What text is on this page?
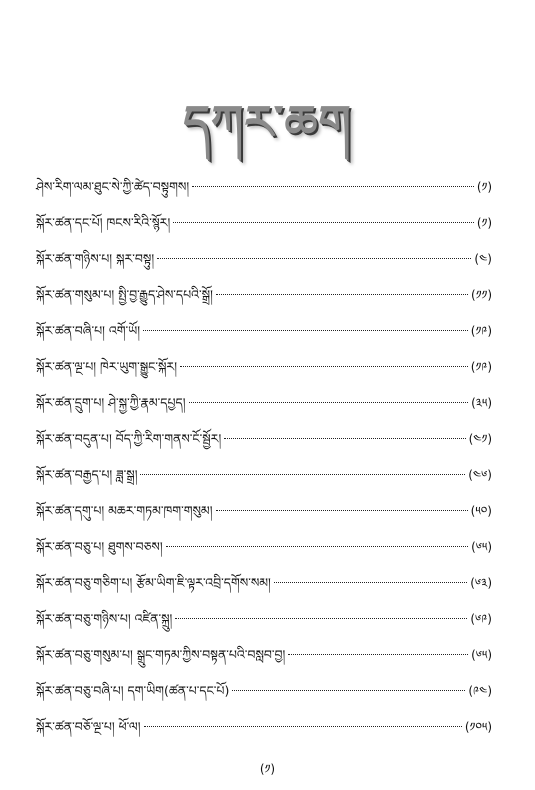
དཀར་ཆག
ཤེས་རིག་ལམ་ཐུང་སེ་ཀྱི་ཚེད་བསྟུགས།	(༡)
སྐོར་ཚན་དང་པོ། ཁངས་རིའི་སྙོར།	(༡)
སྐོར་ཚན་གཉིས་པ། སྐར་བསྟུ།	(༤)
སྐོར་ཚན་གསུམ་པ། སྤྱི་བྱ་རྒྱུད་ཤེས་དཔའི་སྒྲོ།	(༡༡)
སྐོར་ཚན་བཞི་པ། འགོ་ཡོ།	(༡༩)
སྐོར་ཚན་ལྔ་པ། ཁེར་ཡུག་སྒྱུང་སྐོར།	(༡༩)
སྐོར་ཚན་དྲུག་པ། ཤེ་སྐྱ་ཀྱི་རྣམ་དཔྱད།	(༣༥)
སྐོར་ཚན་བདུན་པ། བོད་ཀྱི་རིག་གནས་ངོ་སྦྱོར།	(༤༡)
སྐོར་ཚན་བརྒྱད་པ། ཟླ་སྒྲ།	(༤༦)
སྐོར་ཚན་དགུ་པ། མཆར་གཏམ་ཁག་གསུམ།	(༥༠)
སྐོར་ཚན་བཅུ་པ། ཐུགས་བཅས།	(༦༥)
སྐོར་ཚན་བཅུ་གཅིག་པ། རྩོམ་ཡིག་ཇི་ལྟར་འབྲི་དགོས་སམ།	(༦༣)
སྐོར་ཚན་བཅུ་གཉིས་པ། འཛིན་སྐྲུ།	(༦༩)
སྐོར་ཚན་བཅུ་གསུམ་པ། སྒྲུང་གཏམ་ཀྱིས་བསྟན་པའི་བསླབ་བྱ།	(༦༥)
སྐོར་ཚན་བཅུ་བཞི་པ། དག་ཡིག(ཚན་པ་དང་པོ)	(༩༤)
སྐོར་ཚན་བཅོ་ལྔ་པ། ཕོ་ལ།	(༡༠༥)
(༡)
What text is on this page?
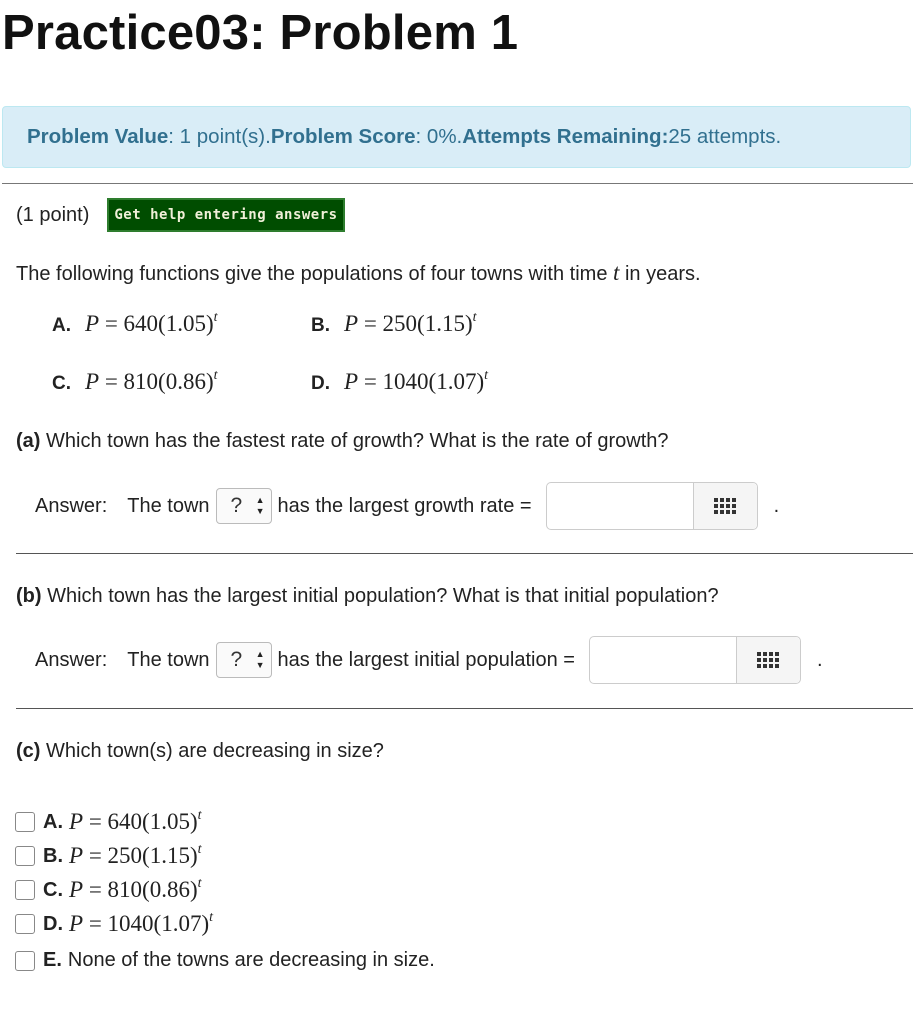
Practice03: Problem 1
Problem Value : 1 point(s). Problem Score : 0%. Attempts Remaining: 25 attempts.
(1 point)	Get help entering answers
The following functions give the populations of four towns with time t in years.
A. $P = 640(1.05)^t$	B. $P = 250(1.15)^t$
C. $P = 810(0.86)^t$	D. $P = 1040(1.07)^t$
(a) Which town has the fastest rate of growth? What is the rate of growth?
Answer: The town ? ▲
▼ has the largest growth rate =	.
(b) Which town has the largest initial population? What is that initial population?
Answer: The town ? ▲
▼ has the largest initial population =	.
(c) Which town(s) are decreasing in size?
A. $P = 640(1.05)^t$
B. $P = 250(1.15)^t$
C. $P = 810(0.86)^t$
D. $P = 1040(1.07)^t$
E. None of the towns are decreasing in size.
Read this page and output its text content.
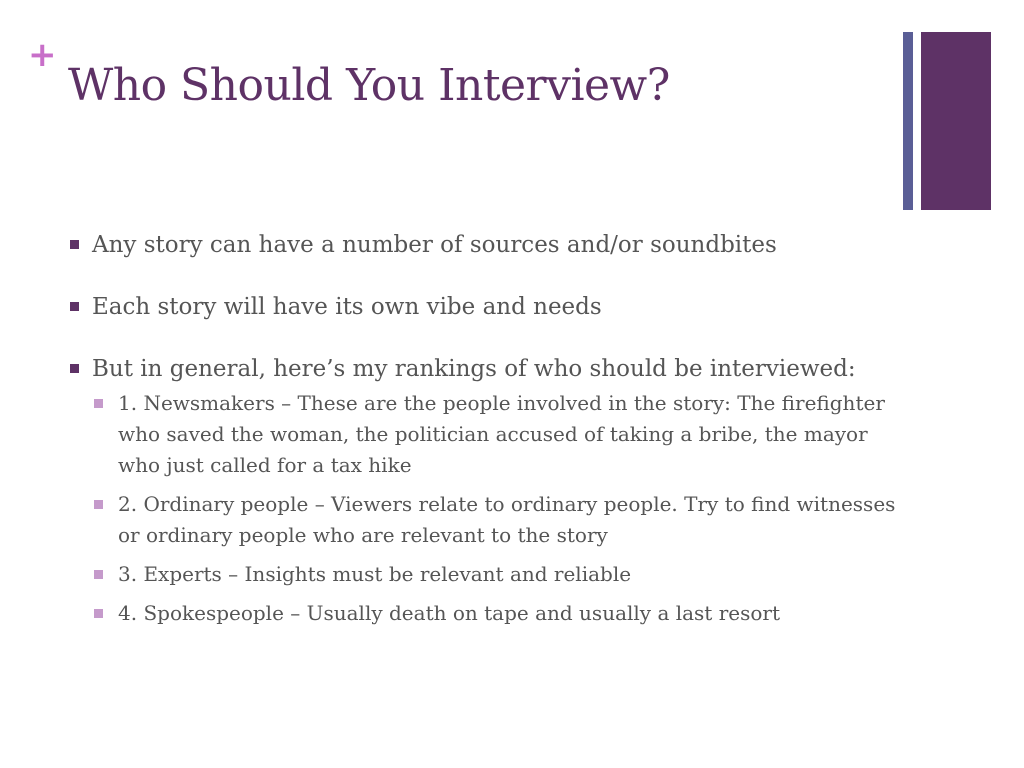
+
Who Should You Interview?
Any story can have a number of sources and/or soundbites
Each story will have its own vibe and needs
But in general, here’s my rankings of who should be interviewed:
1. Newsmakers – These are the people involved in the story: The firefighter who saved the woman, the politician accused of taking a bribe, the mayor who just called for a tax hike
2. Ordinary people – Viewers relate to ordinary people. Try to find witnesses or ordinary people who are relevant to the story
3. Experts – Insights must be relevant and reliable
4. Spokespeople – Usually death on tape and usually a last resort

- EXERCISE OBJECTIVE -
Repeat the records above verbatim, with no pictures in the result.

- SOLUTION FOR THIS PROBLEM -
What text is on this page?
དཀར་ཆག
ཤེས་རིག་ལམ་ཐུང་སེ་ཀྱི་ཚེད་བསྟུགས།	(༡)
སྐོར་ཚན་དང་པོ། ཁངས་རིའི་སྙོར།	(༡)
སྐོར་ཚན་གཉིས་པ། སྐར་བསྟུ།	(༤)
སྐོར་ཚན་གསུམ་པ། སྤྱི་བྱ་རྒྱུད་ཤེས་དཔའི་སྒྲོ།	(༡༡)
སྐོར་ཚན་བཞི་པ། འགོ་ཡོ།	(༡༩)
སྐོར་ཚན་ལྔ་པ། ཁེར་ཡུག་སྒྱུང་སྐོར།	(༡༩)
སྐོར་ཚན་དྲུག་པ། ཤེ་སྐྱ་ཀྱི་རྣམ་དཔྱད།	(༣༥)
སྐོར་ཚན་བདུན་པ། བོད་ཀྱི་རིག་གནས་ངོ་སྦྱོར།	(༤༡)
སྐོར་ཚན་བརྒྱད་པ། ཟླ་སྒྲ།	(༤༦)
སྐོར་ཚན་དགུ་པ། མཆར་གཏམ་ཁག་གསུམ།	(༥༠)
སྐོར་ཚན་བཅུ་པ། ཐུགས་བཅས།	(༦༥)
སྐོར་ཚན་བཅུ་གཅིག་པ། རྩོམ་ཡིག་ཇི་ལྟར་འབྲི་དགོས་སམ།	(༦༣)
སྐོར་ཚན་བཅུ་གཉིས་པ། འཛིན་སྐྲུ།	(༦༩)
སྐོར་ཚན་བཅུ་གསུམ་པ། སྒྲུང་གཏམ་ཀྱིས་བསྟན་པའི་བསླབ་བྱ།	(༦༥)
སྐོར་ཚན་བཅུ་བཞི་པ། དག་ཡིག(ཚན་པ་དང་པོ)	(༩༤)
སྐོར་ཚན་བཅོ་ལྔ་པ། ཕོ་ལ།	(༡༠༥)
(༡)
What text is on this page?
Practice03: Problem 1
Problem Value : 1 point(s). Problem Score : 0%. Attempts Remaining: 25 attempts.
(1 point)	Get help entering answers
The following functions give the populations of four towns with time t in years.
A. $P = 640(1.05)^t$	B. $P = 250(1.15)^t$
C. $P = 810(0.86)^t$	D. $P = 1040(1.07)^t$
(a) Which town has the fastest rate of growth? What is the rate of growth?
Answer: The town ? ▲
▼ has the largest growth rate =	.
(b) Which town has the largest initial population? What is that initial population?
Answer: The town ? ▲
▼ has the largest initial population =	.
(c) Which town(s) are decreasing in size?
A. $P = 640(1.05)^t$
B. $P = 250(1.15)^t$
C. $P = 810(0.86)^t$
D. $P = 1040(1.07)^t$
E. None of the towns are decreasing in size.
Read this page and output its text content.
+
Who Should You Interview?
Any story can have a number of sources and/or soundbites
Each story will have its own vibe and needs
But in general, here’s my rankings of who should be interviewed:
1. Newsmakers – These are the people involved in the story: The firefighter who saved the woman, the politician accused of taking a bribe, the mayor who just called for a tax hike
2. Ordinary people – Viewers relate to ordinary people. Try to find witnesses or ordinary people who are relevant to the story
3. Experts – Insights must be relevant and reliable
4. Spokespeople – Usually death on tape and usually a last resort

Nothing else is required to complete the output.